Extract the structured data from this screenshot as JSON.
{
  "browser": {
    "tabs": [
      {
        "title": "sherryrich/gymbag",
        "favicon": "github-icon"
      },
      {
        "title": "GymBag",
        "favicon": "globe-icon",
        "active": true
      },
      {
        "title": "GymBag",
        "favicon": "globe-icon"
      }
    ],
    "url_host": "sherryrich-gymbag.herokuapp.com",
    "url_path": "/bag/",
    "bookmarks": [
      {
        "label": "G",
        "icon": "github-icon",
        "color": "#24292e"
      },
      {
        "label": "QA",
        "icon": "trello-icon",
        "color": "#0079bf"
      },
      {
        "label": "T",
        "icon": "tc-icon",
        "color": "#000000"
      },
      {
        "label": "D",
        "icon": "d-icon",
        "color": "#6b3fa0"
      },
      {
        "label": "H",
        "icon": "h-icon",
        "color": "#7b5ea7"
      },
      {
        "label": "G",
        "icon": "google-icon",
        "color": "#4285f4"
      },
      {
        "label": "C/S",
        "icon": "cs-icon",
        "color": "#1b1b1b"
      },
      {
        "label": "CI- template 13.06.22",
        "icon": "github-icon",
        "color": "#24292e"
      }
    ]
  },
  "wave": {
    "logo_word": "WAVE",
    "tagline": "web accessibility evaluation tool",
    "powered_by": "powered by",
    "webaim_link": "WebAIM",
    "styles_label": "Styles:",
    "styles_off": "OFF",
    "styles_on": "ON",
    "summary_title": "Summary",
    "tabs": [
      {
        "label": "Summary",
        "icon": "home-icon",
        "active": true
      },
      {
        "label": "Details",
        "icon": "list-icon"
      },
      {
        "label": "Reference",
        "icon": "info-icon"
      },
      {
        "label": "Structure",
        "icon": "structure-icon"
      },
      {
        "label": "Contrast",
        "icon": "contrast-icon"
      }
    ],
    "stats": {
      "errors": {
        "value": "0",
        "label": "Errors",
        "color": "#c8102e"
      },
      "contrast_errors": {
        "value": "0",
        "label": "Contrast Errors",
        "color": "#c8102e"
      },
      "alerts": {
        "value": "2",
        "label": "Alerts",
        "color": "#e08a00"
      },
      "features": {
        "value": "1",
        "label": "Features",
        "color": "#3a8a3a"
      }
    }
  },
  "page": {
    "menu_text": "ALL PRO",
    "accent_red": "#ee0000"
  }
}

> _Problem requirements_: Report how many lines in this data include the string "globe", and nothing else.

> _Response_: 2